* **Data for this exercise**:
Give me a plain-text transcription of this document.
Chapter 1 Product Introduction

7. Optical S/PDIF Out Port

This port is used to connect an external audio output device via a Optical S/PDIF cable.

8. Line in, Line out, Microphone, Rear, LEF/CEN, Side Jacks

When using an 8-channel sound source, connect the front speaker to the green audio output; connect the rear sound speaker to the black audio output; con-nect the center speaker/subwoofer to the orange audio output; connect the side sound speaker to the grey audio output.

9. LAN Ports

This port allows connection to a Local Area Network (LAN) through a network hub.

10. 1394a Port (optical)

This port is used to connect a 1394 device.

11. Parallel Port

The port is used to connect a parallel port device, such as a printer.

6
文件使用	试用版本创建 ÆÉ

* **Job**: Using the listing above, reproduce each line without omission.

* **Right answer**:
Give me a plain-text transcription of this document.
Chapter 1 Product Introduction

7. Optical S/PDIF Out Port

This port is used to connect an external audio output device via a Optical S/PDIF cable.

8. Line in, Line out, Microphone, Rear, LEF/CEN, Side Jacks

When using an 8-channel sound source, connect the front speaker to the green audio output; connect the rear sound speaker to the black audio output; con-nect the center speaker/subwoofer to the orange audio output; connect the side sound speaker to the grey audio output.

9. LAN Ports

This port allows connection to a Local Area Network (LAN) through a network hub.

10. 1394a Port (optical)

This port is used to connect a 1394 device.

11. Parallel Port

The port is used to connect a parallel port device, such as a printer.

6
文件使用	试用版本创建 ÆÉ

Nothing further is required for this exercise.